Task details.
Go through the listing and return every line with "smoothed" in it.

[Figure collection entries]

◆ ◆ ◆

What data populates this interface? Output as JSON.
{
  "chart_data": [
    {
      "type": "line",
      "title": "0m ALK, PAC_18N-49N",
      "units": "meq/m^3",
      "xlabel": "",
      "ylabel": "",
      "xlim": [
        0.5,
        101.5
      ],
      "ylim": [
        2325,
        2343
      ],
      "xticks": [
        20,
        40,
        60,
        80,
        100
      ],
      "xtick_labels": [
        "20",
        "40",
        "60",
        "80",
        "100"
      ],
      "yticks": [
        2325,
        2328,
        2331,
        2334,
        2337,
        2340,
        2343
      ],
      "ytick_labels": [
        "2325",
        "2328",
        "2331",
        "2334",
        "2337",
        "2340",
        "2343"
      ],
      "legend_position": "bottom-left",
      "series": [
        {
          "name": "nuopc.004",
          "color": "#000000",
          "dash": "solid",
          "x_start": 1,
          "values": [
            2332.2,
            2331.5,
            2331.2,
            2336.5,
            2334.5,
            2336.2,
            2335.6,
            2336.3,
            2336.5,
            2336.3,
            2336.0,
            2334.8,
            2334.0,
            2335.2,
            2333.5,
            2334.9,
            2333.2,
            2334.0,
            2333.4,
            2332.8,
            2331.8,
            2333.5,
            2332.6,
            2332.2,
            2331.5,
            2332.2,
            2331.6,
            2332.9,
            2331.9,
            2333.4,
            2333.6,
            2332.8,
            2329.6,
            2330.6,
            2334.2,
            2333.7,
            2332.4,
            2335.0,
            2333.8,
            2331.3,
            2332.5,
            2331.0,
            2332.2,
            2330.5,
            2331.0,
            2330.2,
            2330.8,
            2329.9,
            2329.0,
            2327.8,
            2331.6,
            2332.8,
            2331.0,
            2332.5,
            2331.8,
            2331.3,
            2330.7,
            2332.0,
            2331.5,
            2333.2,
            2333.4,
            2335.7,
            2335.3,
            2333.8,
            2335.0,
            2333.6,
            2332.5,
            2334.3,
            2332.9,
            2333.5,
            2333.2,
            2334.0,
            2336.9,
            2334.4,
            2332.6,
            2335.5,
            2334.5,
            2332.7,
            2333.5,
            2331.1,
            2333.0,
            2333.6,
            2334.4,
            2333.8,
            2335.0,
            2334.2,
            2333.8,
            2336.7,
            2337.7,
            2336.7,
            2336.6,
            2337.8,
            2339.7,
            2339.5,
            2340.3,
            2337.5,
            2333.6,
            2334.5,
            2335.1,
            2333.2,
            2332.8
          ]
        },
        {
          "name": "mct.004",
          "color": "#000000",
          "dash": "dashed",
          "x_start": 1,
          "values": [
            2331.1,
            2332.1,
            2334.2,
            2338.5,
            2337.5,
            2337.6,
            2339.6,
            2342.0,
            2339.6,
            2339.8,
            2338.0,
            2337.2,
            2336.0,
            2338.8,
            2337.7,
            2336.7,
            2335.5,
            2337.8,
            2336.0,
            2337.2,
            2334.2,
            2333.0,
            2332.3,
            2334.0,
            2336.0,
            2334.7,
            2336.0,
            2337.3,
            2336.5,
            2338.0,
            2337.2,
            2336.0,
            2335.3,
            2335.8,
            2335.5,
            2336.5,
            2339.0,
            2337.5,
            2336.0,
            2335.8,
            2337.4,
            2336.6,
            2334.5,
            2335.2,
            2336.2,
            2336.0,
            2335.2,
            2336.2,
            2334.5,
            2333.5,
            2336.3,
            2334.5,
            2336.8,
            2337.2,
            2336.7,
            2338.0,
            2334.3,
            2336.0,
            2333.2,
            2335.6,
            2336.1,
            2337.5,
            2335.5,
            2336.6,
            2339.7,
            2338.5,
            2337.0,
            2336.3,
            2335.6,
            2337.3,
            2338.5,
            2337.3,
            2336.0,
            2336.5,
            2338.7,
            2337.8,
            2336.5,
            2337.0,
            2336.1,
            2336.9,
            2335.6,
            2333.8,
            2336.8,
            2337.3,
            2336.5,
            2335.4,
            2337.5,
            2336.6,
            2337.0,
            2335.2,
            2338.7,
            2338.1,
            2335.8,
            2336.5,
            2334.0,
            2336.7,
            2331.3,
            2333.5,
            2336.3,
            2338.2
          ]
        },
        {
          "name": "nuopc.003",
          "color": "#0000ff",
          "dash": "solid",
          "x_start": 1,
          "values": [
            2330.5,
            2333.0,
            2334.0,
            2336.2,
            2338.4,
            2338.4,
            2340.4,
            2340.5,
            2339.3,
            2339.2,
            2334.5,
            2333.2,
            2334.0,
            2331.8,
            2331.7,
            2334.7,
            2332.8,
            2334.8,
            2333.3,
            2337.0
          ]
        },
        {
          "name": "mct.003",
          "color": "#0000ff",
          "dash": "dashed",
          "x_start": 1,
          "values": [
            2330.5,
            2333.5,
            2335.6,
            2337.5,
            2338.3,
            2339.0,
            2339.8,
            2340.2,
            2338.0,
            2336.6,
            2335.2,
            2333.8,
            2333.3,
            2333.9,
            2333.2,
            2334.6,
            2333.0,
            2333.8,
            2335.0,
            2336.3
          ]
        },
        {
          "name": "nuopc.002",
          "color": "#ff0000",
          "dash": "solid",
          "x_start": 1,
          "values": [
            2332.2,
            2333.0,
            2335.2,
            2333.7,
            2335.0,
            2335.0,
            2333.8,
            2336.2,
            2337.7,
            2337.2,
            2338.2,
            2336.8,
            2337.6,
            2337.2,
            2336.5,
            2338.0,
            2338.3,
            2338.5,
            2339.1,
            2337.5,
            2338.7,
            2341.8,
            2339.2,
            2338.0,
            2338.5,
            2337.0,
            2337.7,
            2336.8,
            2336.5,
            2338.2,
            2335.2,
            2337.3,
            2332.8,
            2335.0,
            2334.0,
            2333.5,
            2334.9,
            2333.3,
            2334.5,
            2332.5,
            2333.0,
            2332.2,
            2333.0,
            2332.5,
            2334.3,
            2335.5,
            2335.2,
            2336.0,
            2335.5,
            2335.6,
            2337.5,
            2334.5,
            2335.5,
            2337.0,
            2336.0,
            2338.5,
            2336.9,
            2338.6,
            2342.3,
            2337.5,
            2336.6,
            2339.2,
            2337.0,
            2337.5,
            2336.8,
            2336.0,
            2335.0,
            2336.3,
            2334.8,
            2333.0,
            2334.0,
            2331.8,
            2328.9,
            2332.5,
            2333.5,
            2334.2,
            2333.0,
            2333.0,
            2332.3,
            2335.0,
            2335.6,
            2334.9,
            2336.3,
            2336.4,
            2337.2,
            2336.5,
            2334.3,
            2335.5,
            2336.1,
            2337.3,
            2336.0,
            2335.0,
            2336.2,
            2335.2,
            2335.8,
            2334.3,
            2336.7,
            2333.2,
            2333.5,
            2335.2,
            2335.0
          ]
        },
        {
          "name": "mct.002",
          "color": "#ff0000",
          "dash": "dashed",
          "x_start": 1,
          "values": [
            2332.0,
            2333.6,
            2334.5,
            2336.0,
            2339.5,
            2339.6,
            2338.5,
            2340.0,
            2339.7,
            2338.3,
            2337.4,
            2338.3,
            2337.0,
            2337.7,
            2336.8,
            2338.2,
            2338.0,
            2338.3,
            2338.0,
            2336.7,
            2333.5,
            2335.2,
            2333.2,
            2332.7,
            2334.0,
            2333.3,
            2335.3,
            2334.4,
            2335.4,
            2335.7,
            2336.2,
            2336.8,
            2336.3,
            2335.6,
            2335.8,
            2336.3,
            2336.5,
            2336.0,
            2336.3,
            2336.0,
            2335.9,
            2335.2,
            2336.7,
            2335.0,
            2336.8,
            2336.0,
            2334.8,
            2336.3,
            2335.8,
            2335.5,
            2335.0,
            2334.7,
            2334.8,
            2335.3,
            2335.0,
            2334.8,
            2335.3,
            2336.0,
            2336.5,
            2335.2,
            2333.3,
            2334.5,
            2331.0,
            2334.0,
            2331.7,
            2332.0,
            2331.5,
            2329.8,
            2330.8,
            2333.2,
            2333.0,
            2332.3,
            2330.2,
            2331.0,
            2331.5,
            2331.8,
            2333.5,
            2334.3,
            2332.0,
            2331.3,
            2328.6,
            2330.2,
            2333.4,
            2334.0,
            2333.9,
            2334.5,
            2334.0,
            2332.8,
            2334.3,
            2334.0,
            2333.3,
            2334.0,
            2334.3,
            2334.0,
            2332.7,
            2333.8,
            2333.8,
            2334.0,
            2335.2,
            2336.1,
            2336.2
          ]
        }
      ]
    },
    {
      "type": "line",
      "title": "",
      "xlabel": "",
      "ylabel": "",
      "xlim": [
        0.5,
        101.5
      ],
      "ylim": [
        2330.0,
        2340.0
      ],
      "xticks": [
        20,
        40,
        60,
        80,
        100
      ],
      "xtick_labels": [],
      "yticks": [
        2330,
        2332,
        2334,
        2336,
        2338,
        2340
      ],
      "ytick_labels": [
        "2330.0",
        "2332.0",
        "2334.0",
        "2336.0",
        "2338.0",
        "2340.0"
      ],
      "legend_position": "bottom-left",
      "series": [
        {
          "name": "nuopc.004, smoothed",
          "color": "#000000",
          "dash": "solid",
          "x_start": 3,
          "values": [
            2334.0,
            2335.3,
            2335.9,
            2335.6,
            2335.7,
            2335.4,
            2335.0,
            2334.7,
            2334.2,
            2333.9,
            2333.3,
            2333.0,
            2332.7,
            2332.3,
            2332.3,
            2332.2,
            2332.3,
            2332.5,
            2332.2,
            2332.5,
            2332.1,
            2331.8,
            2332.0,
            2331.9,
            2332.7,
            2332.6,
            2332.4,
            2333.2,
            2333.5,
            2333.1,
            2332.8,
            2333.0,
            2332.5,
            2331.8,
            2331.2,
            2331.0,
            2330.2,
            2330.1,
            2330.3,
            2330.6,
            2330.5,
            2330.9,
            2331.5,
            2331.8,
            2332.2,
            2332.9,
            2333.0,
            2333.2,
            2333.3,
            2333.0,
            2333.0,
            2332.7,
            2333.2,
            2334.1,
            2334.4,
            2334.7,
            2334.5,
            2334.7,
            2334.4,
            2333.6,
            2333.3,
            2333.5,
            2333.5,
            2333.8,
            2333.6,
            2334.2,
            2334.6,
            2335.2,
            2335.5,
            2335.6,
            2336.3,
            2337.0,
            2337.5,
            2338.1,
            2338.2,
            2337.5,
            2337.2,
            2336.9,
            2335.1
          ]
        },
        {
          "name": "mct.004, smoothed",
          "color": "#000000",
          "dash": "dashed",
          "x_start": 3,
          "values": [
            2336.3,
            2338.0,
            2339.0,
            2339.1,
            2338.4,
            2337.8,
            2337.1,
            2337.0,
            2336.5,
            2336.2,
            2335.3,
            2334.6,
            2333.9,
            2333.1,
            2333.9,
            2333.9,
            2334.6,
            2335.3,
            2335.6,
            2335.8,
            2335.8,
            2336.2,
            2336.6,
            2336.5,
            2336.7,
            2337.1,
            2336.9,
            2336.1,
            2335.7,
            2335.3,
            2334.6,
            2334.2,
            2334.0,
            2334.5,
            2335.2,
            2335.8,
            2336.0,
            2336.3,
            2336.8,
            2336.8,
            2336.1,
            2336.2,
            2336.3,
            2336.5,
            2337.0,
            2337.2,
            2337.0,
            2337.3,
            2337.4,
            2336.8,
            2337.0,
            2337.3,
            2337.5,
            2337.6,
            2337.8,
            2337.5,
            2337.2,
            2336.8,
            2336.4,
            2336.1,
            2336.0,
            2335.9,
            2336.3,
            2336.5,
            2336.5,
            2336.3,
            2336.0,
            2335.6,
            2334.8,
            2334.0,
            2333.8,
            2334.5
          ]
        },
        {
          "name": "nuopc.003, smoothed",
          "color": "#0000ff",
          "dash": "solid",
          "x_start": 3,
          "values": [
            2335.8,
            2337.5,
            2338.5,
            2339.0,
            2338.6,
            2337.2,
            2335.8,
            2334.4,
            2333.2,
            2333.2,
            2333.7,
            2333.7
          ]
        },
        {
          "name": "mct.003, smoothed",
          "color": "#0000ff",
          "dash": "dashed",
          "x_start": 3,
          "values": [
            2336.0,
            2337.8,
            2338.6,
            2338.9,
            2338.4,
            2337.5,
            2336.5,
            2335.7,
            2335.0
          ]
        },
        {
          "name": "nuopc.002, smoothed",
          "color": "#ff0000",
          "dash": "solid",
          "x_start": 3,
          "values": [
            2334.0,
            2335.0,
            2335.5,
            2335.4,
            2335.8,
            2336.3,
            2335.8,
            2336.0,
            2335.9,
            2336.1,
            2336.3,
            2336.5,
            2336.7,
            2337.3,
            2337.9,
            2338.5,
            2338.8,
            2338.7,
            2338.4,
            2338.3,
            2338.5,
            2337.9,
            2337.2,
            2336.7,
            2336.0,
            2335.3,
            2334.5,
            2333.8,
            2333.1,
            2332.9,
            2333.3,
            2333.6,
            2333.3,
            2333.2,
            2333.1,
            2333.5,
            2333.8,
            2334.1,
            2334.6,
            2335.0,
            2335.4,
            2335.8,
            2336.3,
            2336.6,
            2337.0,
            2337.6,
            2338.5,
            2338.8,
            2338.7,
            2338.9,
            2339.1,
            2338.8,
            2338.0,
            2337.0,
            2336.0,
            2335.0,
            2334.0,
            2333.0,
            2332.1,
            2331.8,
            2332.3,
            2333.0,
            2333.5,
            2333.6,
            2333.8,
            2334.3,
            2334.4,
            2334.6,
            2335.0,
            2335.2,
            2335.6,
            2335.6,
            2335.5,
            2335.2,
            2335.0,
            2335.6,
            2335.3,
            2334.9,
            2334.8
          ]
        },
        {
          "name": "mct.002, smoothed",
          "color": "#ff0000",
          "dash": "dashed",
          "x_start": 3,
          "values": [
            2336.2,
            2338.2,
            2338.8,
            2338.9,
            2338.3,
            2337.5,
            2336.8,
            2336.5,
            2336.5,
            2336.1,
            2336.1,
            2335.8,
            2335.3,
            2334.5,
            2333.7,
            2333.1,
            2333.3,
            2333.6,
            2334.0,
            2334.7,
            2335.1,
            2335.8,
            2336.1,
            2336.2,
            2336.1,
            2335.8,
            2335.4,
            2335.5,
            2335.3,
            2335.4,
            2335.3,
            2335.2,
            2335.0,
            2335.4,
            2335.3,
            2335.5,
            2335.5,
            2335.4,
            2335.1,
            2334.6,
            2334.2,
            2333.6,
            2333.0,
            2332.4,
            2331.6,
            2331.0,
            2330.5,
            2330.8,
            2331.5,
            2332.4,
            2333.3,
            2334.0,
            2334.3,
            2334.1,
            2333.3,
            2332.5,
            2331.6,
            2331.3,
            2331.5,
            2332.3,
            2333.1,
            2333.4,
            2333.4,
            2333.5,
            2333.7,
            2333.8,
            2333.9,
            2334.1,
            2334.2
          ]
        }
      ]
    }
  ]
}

◆ ◆ ◆

Task solution.
          "name": "nuopc.004, smoothed",
          "name": "mct.004, smoothed",
          "name": "nuopc.003, smoothed",
          "name": "mct.003, smoothed",
          "name": "nuopc.002, smoothed",
          "name": "mct.002, smoothed",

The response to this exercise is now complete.